══ Raw data ══

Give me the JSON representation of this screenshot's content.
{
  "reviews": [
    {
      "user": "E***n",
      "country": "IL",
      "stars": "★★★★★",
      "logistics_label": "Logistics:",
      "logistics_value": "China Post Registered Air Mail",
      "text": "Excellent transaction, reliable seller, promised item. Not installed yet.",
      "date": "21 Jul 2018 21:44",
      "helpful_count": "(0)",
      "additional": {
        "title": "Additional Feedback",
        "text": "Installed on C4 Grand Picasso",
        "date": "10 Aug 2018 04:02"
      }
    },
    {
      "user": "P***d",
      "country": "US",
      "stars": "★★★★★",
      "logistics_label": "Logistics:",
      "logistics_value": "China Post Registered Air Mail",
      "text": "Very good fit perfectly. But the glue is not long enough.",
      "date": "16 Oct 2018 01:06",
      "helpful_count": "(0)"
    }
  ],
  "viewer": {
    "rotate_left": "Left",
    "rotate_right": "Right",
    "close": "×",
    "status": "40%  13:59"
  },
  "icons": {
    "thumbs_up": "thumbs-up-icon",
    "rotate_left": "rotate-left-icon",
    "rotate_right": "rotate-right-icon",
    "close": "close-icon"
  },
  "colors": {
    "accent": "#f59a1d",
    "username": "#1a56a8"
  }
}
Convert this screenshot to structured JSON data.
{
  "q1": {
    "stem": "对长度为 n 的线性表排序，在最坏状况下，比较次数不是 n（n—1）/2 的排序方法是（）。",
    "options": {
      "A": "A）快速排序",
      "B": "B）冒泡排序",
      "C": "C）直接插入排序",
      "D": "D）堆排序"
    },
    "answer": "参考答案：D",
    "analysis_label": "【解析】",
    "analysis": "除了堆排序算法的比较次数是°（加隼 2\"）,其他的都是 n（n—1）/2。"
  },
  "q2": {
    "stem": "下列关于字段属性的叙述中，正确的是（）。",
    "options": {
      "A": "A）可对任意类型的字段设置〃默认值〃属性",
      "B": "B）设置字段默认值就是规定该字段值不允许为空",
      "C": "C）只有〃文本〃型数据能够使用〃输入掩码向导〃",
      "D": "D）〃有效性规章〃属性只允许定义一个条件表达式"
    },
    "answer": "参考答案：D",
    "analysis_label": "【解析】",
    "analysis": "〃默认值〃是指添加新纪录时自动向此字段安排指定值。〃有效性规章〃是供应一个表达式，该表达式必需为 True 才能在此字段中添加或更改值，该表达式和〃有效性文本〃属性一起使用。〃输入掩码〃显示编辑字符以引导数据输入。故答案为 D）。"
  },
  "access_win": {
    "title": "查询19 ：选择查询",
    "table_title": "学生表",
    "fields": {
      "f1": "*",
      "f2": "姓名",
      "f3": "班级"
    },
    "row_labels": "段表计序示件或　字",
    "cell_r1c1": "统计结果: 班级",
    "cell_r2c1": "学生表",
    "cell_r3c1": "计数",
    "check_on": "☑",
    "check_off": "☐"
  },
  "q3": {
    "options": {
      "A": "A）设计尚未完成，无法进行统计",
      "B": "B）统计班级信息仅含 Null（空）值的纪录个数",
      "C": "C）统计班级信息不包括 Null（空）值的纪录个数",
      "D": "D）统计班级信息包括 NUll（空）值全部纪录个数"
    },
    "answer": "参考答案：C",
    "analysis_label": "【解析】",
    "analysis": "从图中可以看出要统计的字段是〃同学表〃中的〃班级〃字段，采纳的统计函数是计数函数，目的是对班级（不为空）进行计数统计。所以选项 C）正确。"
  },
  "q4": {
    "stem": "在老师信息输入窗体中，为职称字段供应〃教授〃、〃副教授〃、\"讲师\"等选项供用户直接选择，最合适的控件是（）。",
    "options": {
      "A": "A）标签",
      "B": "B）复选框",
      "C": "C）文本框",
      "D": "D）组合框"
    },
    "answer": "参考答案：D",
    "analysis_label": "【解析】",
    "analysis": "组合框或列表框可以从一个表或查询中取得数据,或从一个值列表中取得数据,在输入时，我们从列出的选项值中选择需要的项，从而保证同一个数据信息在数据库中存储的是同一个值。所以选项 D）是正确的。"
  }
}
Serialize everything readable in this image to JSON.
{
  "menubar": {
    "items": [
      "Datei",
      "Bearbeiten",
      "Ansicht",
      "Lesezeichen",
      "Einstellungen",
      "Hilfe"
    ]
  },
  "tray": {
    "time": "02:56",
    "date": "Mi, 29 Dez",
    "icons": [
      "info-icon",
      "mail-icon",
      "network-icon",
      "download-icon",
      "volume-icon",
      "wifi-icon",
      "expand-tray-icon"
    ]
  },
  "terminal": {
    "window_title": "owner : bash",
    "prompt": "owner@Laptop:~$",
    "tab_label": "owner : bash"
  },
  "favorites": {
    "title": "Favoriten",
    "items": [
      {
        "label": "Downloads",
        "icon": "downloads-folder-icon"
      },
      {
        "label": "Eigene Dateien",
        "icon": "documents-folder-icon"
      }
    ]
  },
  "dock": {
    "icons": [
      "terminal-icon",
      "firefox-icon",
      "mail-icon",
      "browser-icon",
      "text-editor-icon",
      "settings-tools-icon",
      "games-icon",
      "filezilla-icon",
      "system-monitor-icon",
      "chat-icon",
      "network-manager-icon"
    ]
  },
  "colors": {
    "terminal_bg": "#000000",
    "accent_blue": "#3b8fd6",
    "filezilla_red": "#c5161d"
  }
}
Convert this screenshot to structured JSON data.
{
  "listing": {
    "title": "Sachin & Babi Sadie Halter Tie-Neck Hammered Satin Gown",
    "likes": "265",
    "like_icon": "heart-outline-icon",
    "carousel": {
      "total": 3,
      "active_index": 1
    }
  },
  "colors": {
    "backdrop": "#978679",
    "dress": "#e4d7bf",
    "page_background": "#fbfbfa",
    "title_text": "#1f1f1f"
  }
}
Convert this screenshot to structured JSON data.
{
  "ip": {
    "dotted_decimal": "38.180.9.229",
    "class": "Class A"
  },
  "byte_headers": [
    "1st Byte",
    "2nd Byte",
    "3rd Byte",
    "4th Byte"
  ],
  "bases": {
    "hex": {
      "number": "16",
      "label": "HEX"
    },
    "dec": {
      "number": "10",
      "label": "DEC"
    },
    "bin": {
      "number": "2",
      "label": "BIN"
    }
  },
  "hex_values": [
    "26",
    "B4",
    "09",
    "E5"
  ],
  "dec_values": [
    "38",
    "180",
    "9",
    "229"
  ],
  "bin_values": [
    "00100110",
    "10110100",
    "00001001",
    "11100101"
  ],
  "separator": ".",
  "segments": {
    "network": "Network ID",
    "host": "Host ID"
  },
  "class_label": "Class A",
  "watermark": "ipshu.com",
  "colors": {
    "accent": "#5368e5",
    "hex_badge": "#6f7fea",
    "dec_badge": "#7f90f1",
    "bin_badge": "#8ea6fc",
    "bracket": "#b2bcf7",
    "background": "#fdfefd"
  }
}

═══

■ Problem:
Restate the listing in full, word for word.

■ Answer:
Give me the JSON representation of this screenshot's content.
{
  "reviews": [
    {
      "user": "E***n",
      "country": "IL",
      "stars": "★★★★★",
      "logistics_label": "Logistics:",
      "logistics_value": "China Post Registered Air Mail",
      "text": "Excellent transaction, reliable seller, promised item. Not installed yet.",
      "date": "21 Jul 2018 21:44",
      "helpful_count": "(0)",
      "additional": {
        "title": "Additional Feedback",
        "text": "Installed on C4 Grand Picasso",
        "date": "10 Aug 2018 04:02"
      }
    },
    {
      "user": "P***d",
      "country": "US",
      "stars": "★★★★★",
      "logistics_label": "Logistics:",
      "logistics_value": "China Post Registered Air Mail",
      "text": "Very good fit perfectly. But the glue is not long enough.",
      "date": "16 Oct 2018 01:06",
      "helpful_count": "(0)"
    }
  ],
  "viewer": {
    "rotate_left": "Left",
    "rotate_right": "Right",
    "close": "×",
    "status": "40%  13:59"
  },
  "icons": {
    "thumbs_up": "thumbs-up-icon",
    "rotate_left": "rotate-left-icon",
    "rotate_right": "rotate-right-icon",
    "close": "close-icon"
  },
  "colors": {
    "accent": "#f59a1d",
    "username": "#1a56a8"
  }
}
Convert this screenshot to structured JSON data.
{
  "q1": {
    "stem": "对长度为 n 的线性表排序，在最坏状况下，比较次数不是 n（n—1）/2 的排序方法是（）。",
    "options": {
      "A": "A）快速排序",
      "B": "B）冒泡排序",
      "C": "C）直接插入排序",
      "D": "D）堆排序"
    },
    "answer": "参考答案：D",
    "analysis_label": "【解析】",
    "analysis": "除了堆排序算法的比较次数是°（加隼 2\"）,其他的都是 n（n—1）/2。"
  },
  "q2": {
    "stem": "下列关于字段属性的叙述中，正确的是（）。",
    "options": {
      "A": "A）可对任意类型的字段设置〃默认值〃属性",
      "B": "B）设置字段默认值就是规定该字段值不允许为空",
      "C": "C）只有〃文本〃型数据能够使用〃输入掩码向导〃",
      "D": "D）〃有效性规章〃属性只允许定义一个条件表达式"
    },
    "answer": "参考答案：D",
    "analysis_label": "【解析】",
    "analysis": "〃默认值〃是指添加新纪录时自动向此字段安排指定值。〃有效性规章〃是供应一个表达式，该表达式必需为 True 才能在此字段中添加或更改值，该表达式和〃有效性文本〃属性一起使用。〃输入掩码〃显示编辑字符以引导数据输入。故答案为 D）。"
  },
  "access_win": {
    "title": "查询19 ：选择查询",
    "table_title": "学生表",
    "fields": {
      "f1": "*",
      "f2": "姓名",
      "f3": "班级"
    },
    "row_labels": "段表计序示件或　字",
    "cell_r1c1": "统计结果: 班级",
    "cell_r2c1": "学生表",
    "cell_r3c1": "计数",
    "check_on": "☑",
    "check_off": "☐"
  },
  "q3": {
    "options": {
      "A": "A）设计尚未完成，无法进行统计",
      "B": "B）统计班级信息仅含 Null（空）值的纪录个数",
      "C": "C）统计班级信息不包括 Null（空）值的纪录个数",
      "D": "D）统计班级信息包括 NUll（空）值全部纪录个数"
    },
    "answer": "参考答案：C",
    "analysis_label": "【解析】",
    "analysis": "从图中可以看出要统计的字段是〃同学表〃中的〃班级〃字段，采纳的统计函数是计数函数，目的是对班级（不为空）进行计数统计。所以选项 C）正确。"
  },
  "q4": {
    "stem": "在老师信息输入窗体中，为职称字段供应〃教授〃、〃副教授〃、\"讲师\"等选项供用户直接选择，最合适的控件是（）。",
    "options": {
      "A": "A）标签",
      "B": "B）复选框",
      "C": "C）文本框",
      "D": "D）组合框"
    },
    "answer": "参考答案：D",
    "analysis_label": "【解析】",
    "analysis": "组合框或列表框可以从一个表或查询中取得数据,或从一个值列表中取得数据,在输入时，我们从列出的选项值中选择需要的项，从而保证同一个数据信息在数据库中存储的是同一个值。所以选项 D）是正确的。"
  }
}
Serialize everything readable in this image to JSON.
{
  "menubar": {
    "items": [
      "Datei",
      "Bearbeiten",
      "Ansicht",
      "Lesezeichen",
      "Einstellungen",
      "Hilfe"
    ]
  },
  "tray": {
    "time": "02:56",
    "date": "Mi, 29 Dez",
    "icons": [
      "info-icon",
      "mail-icon",
      "network-icon",
      "download-icon",
      "volume-icon",
      "wifi-icon",
      "expand-tray-icon"
    ]
  },
  "terminal": {
    "window_title": "owner : bash",
    "prompt": "owner@Laptop:~$",
    "tab_label": "owner : bash"
  },
  "favorites": {
    "title": "Favoriten",
    "items": [
      {
        "label": "Downloads",
        "icon": "downloads-folder-icon"
      },
      {
        "label": "Eigene Dateien",
        "icon": "documents-folder-icon"
      }
    ]
  },
  "dock": {
    "icons": [
      "terminal-icon",
      "firefox-icon",
      "mail-icon",
      "browser-icon",
      "text-editor-icon",
      "settings-tools-icon",
      "games-icon",
      "filezilla-icon",
      "system-monitor-icon",
      "chat-icon",
      "network-manager-icon"
    ]
  },
  "colors": {
    "terminal_bg": "#000000",
    "accent_blue": "#3b8fd6",
    "filezilla_red": "#c5161d"
  }
}
Convert this screenshot to structured JSON data.
{
  "listing": {
    "title": "Sachin & Babi Sadie Halter Tie-Neck Hammered Satin Gown",
    "likes": "265",
    "like_icon": "heart-outline-icon",
    "carousel": {
      "total": 3,
      "active_index": 1
    }
  },
  "colors": {
    "backdrop": "#978679",
    "dress": "#e4d7bf",
    "page_background": "#fbfbfa",
    "title_text": "#1f1f1f"
  }
}
Convert this screenshot to structured JSON data.
{
  "ip": {
    "dotted_decimal": "38.180.9.229",
    "class": "Class A"
  },
  "byte_headers": [
    "1st Byte",
    "2nd Byte",
    "3rd Byte",
    "4th Byte"
  ],
  "bases": {
    "hex": {
      "number": "16",
      "label": "HEX"
    },
    "dec": {
      "number": "10",
      "label": "DEC"
    },
    "bin": {
      "number": "2",
      "label": "BIN"
    }
  },
  "hex_values": [
    "26",
    "B4",
    "09",
    "E5"
  ],
  "dec_values": [
    "38",
    "180",
    "9",
    "229"
  ],
  "bin_values": [
    "00100110",
    "10110100",
    "00001001",
    "11100101"
  ],
  "separator": ".",
  "segments": {
    "network": "Network ID",
    "host": "Host ID"
  },
  "class_label": "Class A",
  "watermark": "ipshu.com",
  "colors": {
    "accent": "#5368e5",
    "hex_badge": "#6f7fea",
    "dec_badge": "#7f90f1",
    "bin_badge": "#8ea6fc",
    "bracket": "#b2bcf7",
    "background": "#fdfefd"
  }
}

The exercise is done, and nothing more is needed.